• _Written exercise_
Write out every entry precisely as given, leaving the pictures out.

• _Dataset content_
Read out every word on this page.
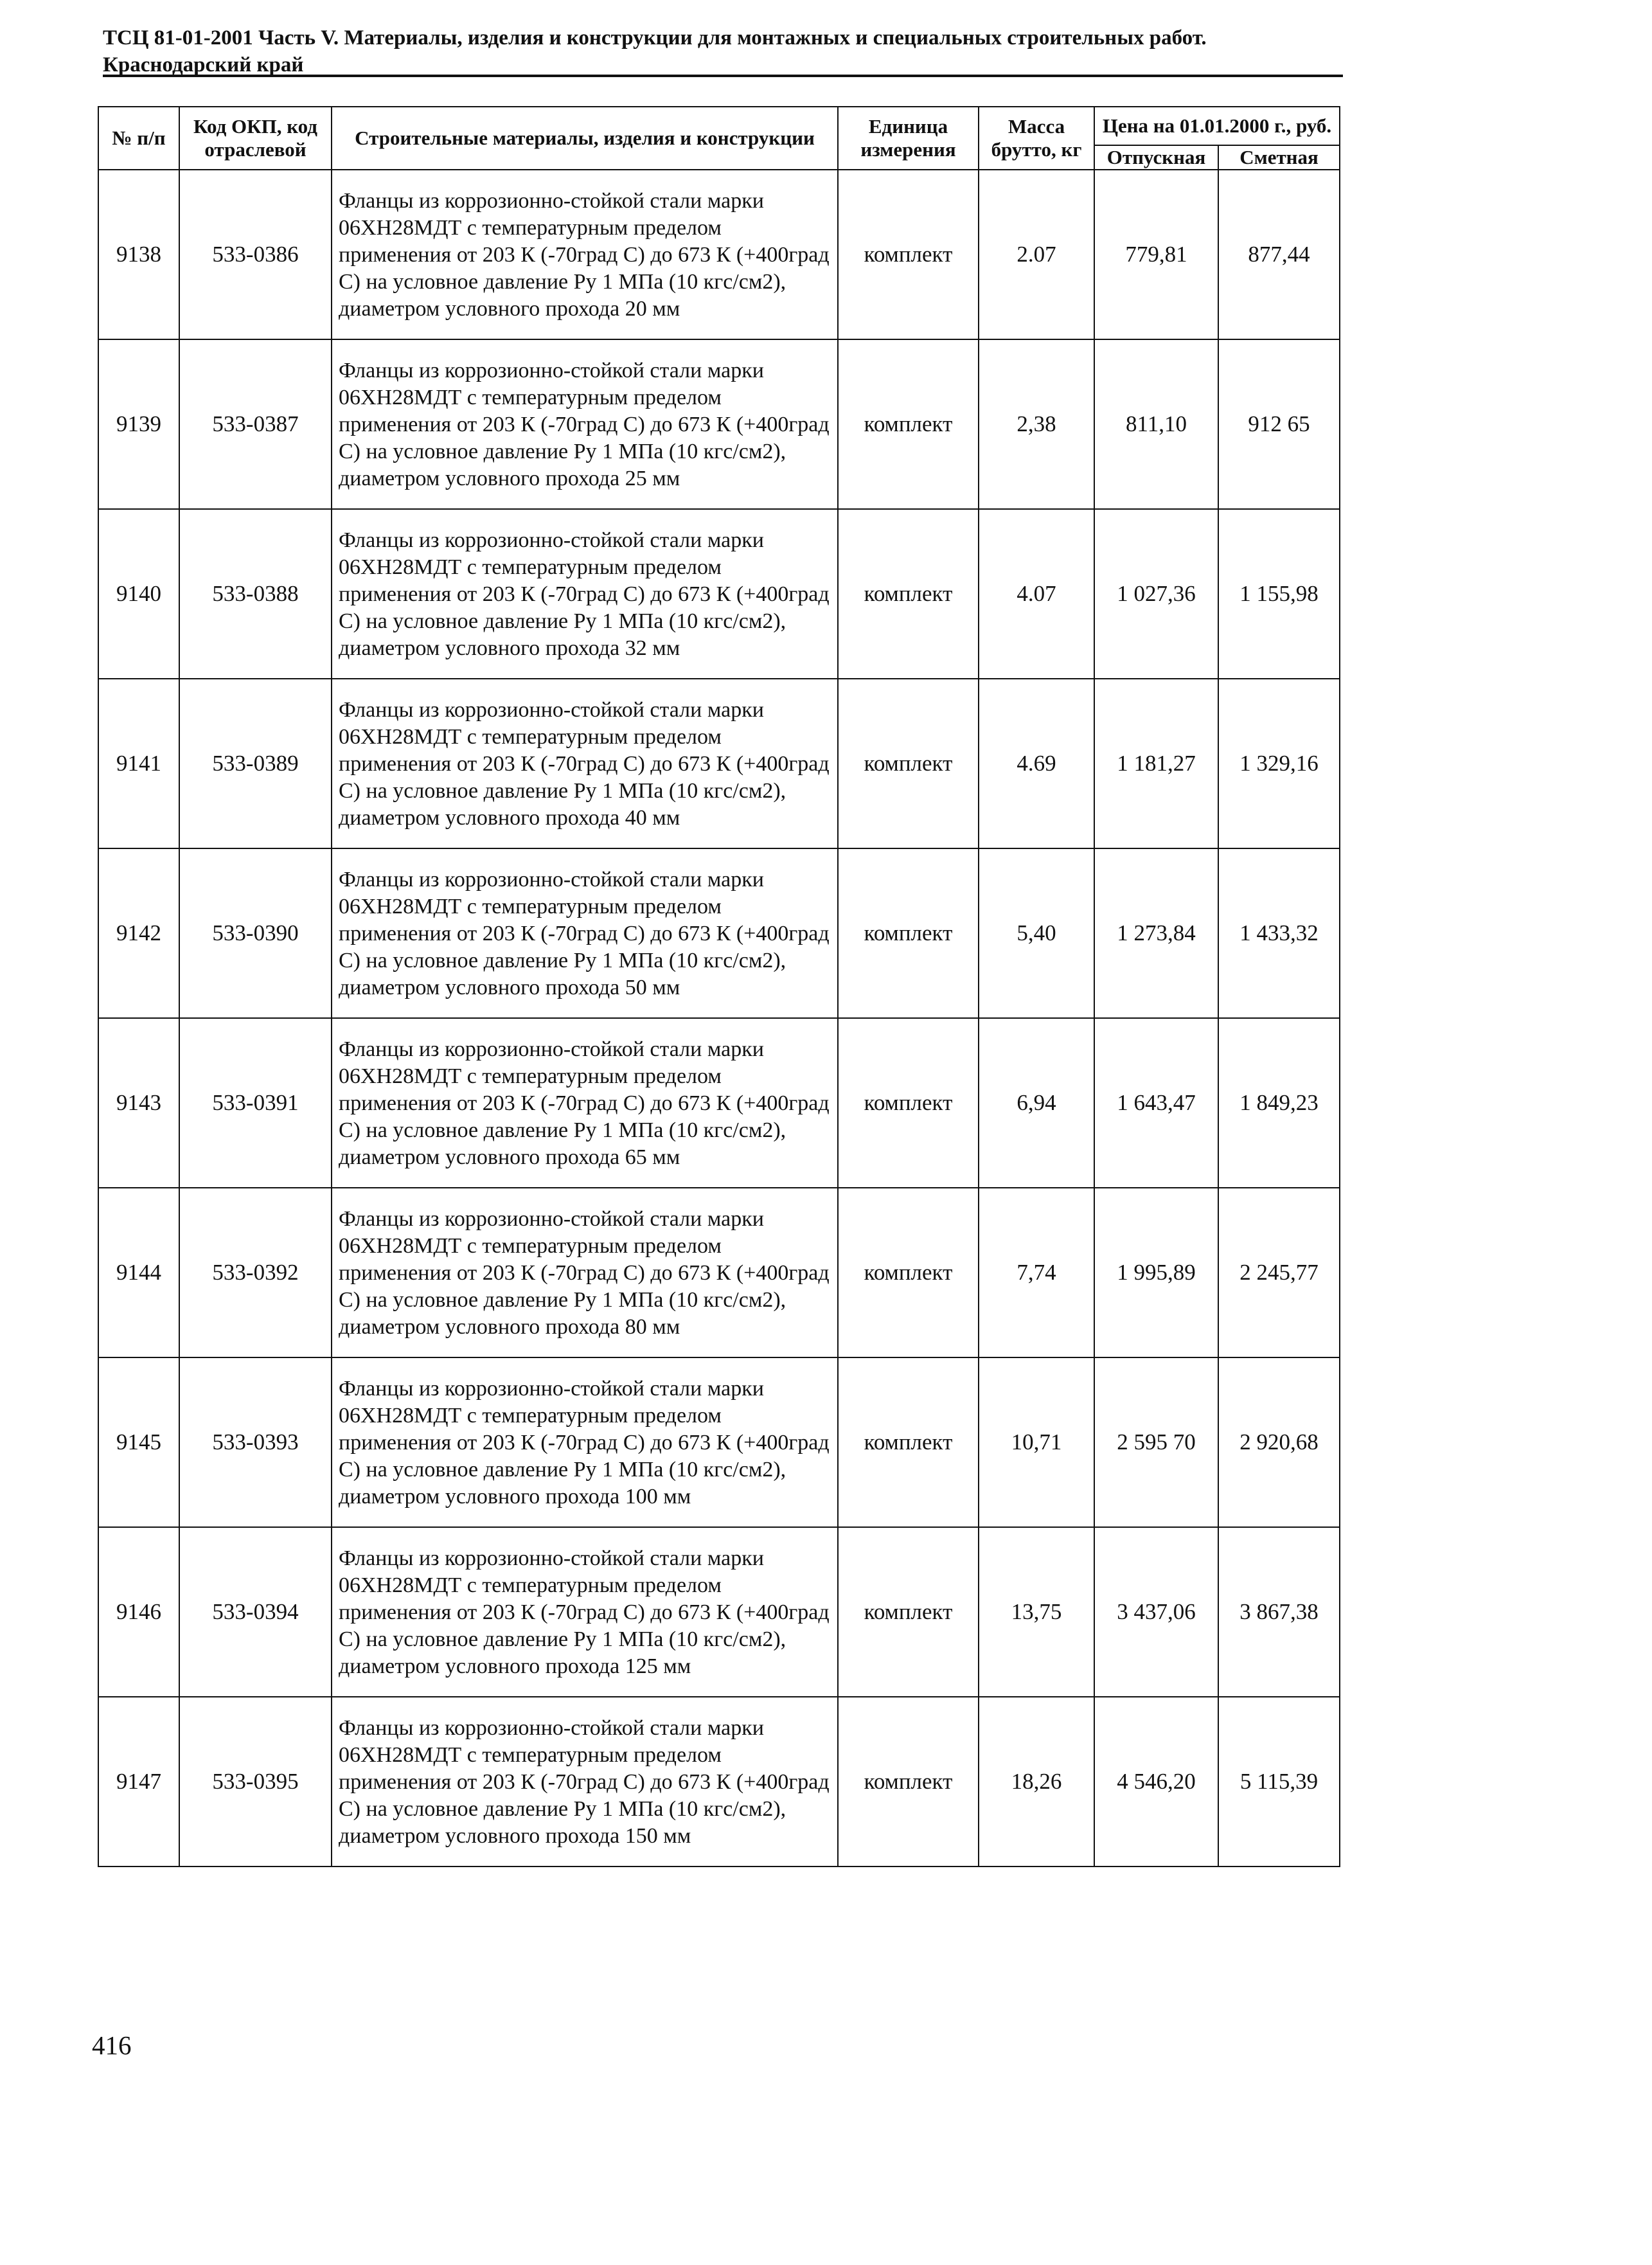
ТСЦ 81-01-2001 Часть V. Материалы, изделия и конструкции для монтажных и специальных строительных работ.
Краснодарский край
№ п/п	Код ОКП, код отраслевой	Строительные материалы, изделия и конструкции	Единица измерения	Масса брутто, кг	Цена на 01.01.2000 г., руб.	
					Отпускная	Сметная
9138	533-0386	Фланцы из коррозионно-стойкой стали марки 06ХН28МДТ с температурным пределом применения от 203 К (-70град С) до 673 К (+400град С) на условное давление Ру 1 МПа (10 кгс/см2), диаметром условного прохода 20 мм	комплект	2.07	779,81	877,44
9139	533-0387	Фланцы из коррозионно-стойкой стали марки 06ХН28МДТ с температурным пределом применения от 203 К (-70град С) до 673 К (+400град С) на условное давление Ру 1 МПа (10 кгс/см2), диаметром условного прохода 25 мм	комплект	2,38	811,10	912 65
9140	533-0388	Фланцы из коррозионно-стойкой стали марки 06ХН28МДТ с температурным пределом применения от 203 К (-70град С) до 673 К (+400град С) на условное давление Ру 1 МПа (10 кгс/см2), диаметром условного прохода 32 мм	комплект	4.07	1 027,36	1 155,98
9141	533-0389	Фланцы из коррозионно-стойкой стали марки 06ХН28МДТ с температурным пределом применения от 203 К (-70град С) до 673 К (+400град С) на условное давление Ру 1 МПа (10 кгс/см2), диаметром условного прохода 40 мм	комплект	4.69	1 181,27	1 329,16
9142	533-0390	Фланцы из коррозионно-стойкой стали марки 06ХН28МДТ с температурным пределом применения от 203 К (-70град С) до 673 К (+400град С) на условное давление Ру 1 МПа (10 кгс/см2), диаметром условного прохода 50 мм	комплект	5,40	1 273,84	1 433,32
9143	533-0391	Фланцы из коррозионно-стойкой стали марки 06ХН28МДТ с температурным пределом применения от 203 К (-70град С) до 673 К (+400град С) на условное давление Ру 1 МПа (10 кгс/см2), диаметром условного прохода 65 мм	комплект	6,94	1 643,47	1 849,23
9144	533-0392	Фланцы из коррозионно-стойкой стали марки 06ХН28МДТ с температурным пределом применения от 203 К (-70град С) до 673 К (+400град С) на условное давление Ру 1 МПа (10 кгс/см2), диаметром условного прохода 80 мм	комплект	7,74	1 995,89	2 245,77
9145	533-0393	Фланцы из коррозионно-стойкой стали марки 06ХН28МДТ с температурным пределом применения от 203 К (-70град С) до 673 К (+400град С) на условное давление Ру 1 МПа (10 кгс/см2), диаметром условного прохода 100 мм	комплект	10,71	2 595 70	2 920,68
9146	533-0394	Фланцы из коррозионно-стойкой стали марки 06ХН28МДТ с температурным пределом применения от 203 К (-70град С) до 673 К (+400град С) на условное давление Ру 1 МПа (10 кгс/см2), диаметром условного прохода 125 мм	комплект	13,75	3 437,06	3 867,38
9147	533-0395	Фланцы из коррозионно-стойкой стали марки 06ХН28МДТ с температурным пределом применения от 203 К (-70град С) до 673 К (+400град С) на условное давление Ру 1 МПа (10 кгс/см2), диаметром условного прохода 150 мм	комплект	18,26	4 546,20	5 115,39
416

• _Exercise output_
Read out every word on this page.
ТСЦ 81-01-2001 Часть V. Материалы, изделия и конструкции для монтажных и специальных строительных работ.
Краснодарский край
№ п/п	Код ОКП, код отраслевой	Строительные материалы, изделия и конструкции	Единица измерения	Масса брутто, кг	Цена на 01.01.2000 г., руб.	
					Отпускная	Сметная
9138	533-0386	Фланцы из коррозионно-стойкой стали марки 06ХН28МДТ с температурным пределом применения от 203 К (-70град С) до 673 К (+400град С) на условное давление Ру 1 МПа (10 кгс/см2), диаметром условного прохода 20 мм	комплект	2.07	779,81	877,44
9139	533-0387	Фланцы из коррозионно-стойкой стали марки 06ХН28МДТ с температурным пределом применения от 203 К (-70град С) до 673 К (+400град С) на условное давление Ру 1 МПа (10 кгс/см2), диаметром условного прохода 25 мм	комплект	2,38	811,10	912 65
9140	533-0388	Фланцы из коррозионно-стойкой стали марки 06ХН28МДТ с температурным пределом применения от 203 К (-70град С) до 673 К (+400град С) на условное давление Ру 1 МПа (10 кгс/см2), диаметром условного прохода 32 мм	комплект	4.07	1 027,36	1 155,98
9141	533-0389	Фланцы из коррозионно-стойкой стали марки 06ХН28МДТ с температурным пределом применения от 203 К (-70град С) до 673 К (+400град С) на условное давление Ру 1 МПа (10 кгс/см2), диаметром условного прохода 40 мм	комплект	4.69	1 181,27	1 329,16
9142	533-0390	Фланцы из коррозионно-стойкой стали марки 06ХН28МДТ с температурным пределом применения от 203 К (-70град С) до 673 К (+400град С) на условное давление Ру 1 МПа (10 кгс/см2), диаметром условного прохода 50 мм	комплект	5,40	1 273,84	1 433,32
9143	533-0391	Фланцы из коррозионно-стойкой стали марки 06ХН28МДТ с температурным пределом применения от 203 К (-70град С) до 673 К (+400град С) на условное давление Ру 1 МПа (10 кгс/см2), диаметром условного прохода 65 мм	комплект	6,94	1 643,47	1 849,23
9144	533-0392	Фланцы из коррозионно-стойкой стали марки 06ХН28МДТ с температурным пределом применения от 203 К (-70град С) до 673 К (+400град С) на условное давление Ру 1 МПа (10 кгс/см2), диаметром условного прохода 80 мм	комплект	7,74	1 995,89	2 245,77
9145	533-0393	Фланцы из коррозионно-стойкой стали марки 06ХН28МДТ с температурным пределом применения от 203 К (-70град С) до 673 К (+400град С) на условное давление Ру 1 МПа (10 кгс/см2), диаметром условного прохода 100 мм	комплект	10,71	2 595 70	2 920,68
9146	533-0394	Фланцы из коррозионно-стойкой стали марки 06ХН28МДТ с температурным пределом применения от 203 К (-70град С) до 673 К (+400град С) на условное давление Ру 1 МПа (10 кгс/см2), диаметром условного прохода 125 мм	комплект	13,75	3 437,06	3 867,38
9147	533-0395	Фланцы из коррозионно-стойкой стали марки 06ХН28МДТ с температурным пределом применения от 203 К (-70град С) до 673 К (+400град С) на условное давление Ру 1 МПа (10 кгс/см2), диаметром условного прохода 150 мм	комплект	18,26	4 546,20	5 115,39
416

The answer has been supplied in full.